[GOAL]
Locate every line in the records below that holds the word "门诊部和诊所" and return each one.

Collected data
-----
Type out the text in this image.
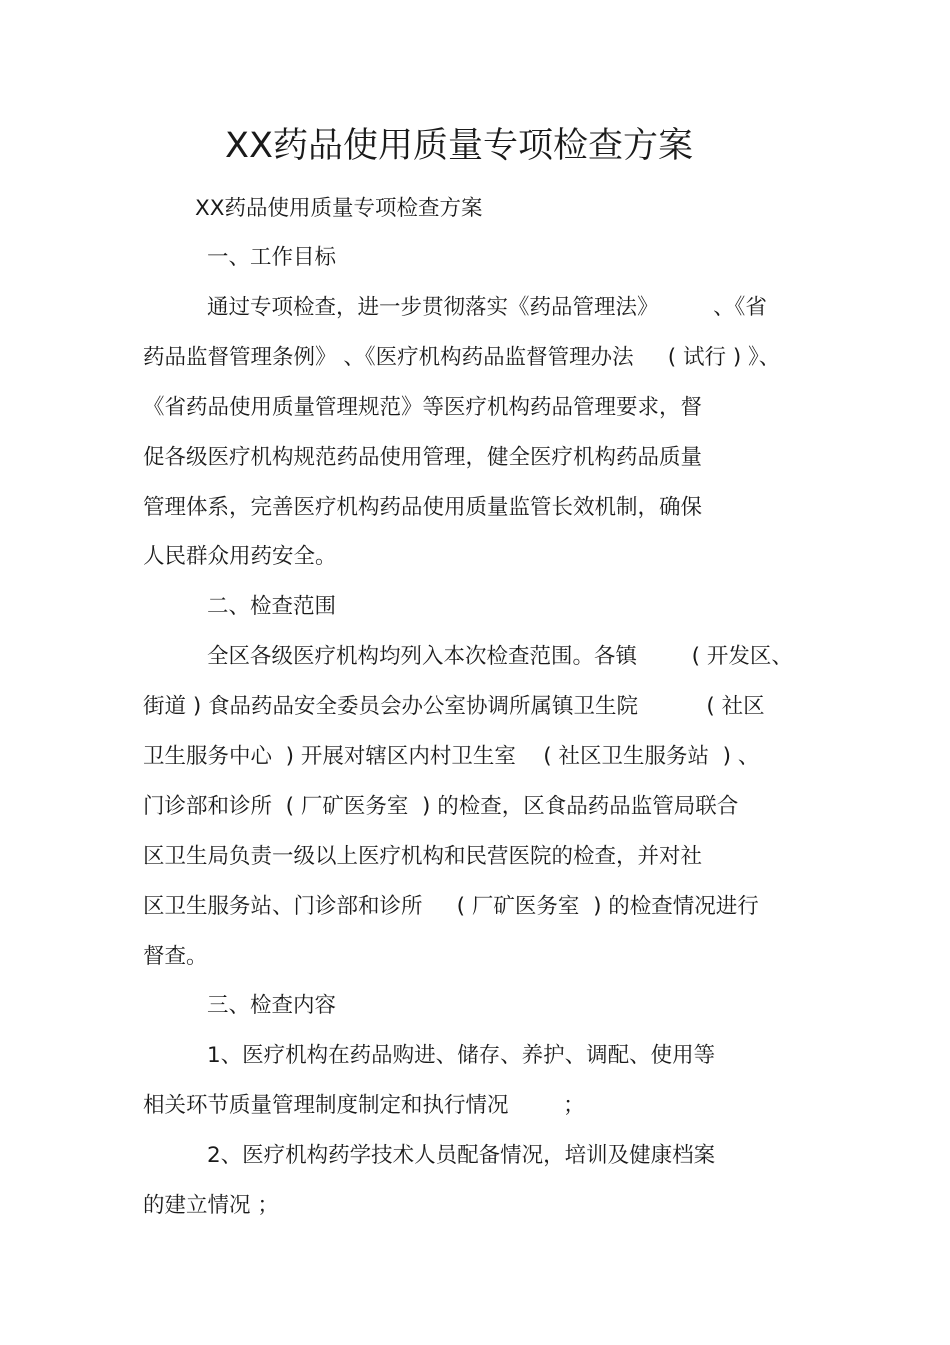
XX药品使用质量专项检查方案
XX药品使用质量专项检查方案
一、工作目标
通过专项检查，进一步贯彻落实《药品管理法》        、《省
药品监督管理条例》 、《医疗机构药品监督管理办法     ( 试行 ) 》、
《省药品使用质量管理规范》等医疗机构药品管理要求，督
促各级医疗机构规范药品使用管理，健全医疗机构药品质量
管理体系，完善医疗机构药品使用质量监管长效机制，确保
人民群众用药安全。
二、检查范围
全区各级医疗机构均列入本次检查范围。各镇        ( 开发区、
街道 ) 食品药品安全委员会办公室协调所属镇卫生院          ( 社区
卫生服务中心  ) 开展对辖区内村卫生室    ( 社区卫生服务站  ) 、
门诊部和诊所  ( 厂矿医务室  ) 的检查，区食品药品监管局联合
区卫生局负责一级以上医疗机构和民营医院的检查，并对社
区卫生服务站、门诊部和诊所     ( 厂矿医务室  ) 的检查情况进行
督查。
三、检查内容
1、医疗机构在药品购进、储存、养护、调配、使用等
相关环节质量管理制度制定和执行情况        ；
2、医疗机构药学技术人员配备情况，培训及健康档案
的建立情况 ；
-----
[RESPONSE]
门诊部和诊所  ( 厂矿医务室  ) 的检查，区食品药品监管局联合
区卫生服务站、门诊部和诊所     ( 厂矿医务室  ) 的检查情况进行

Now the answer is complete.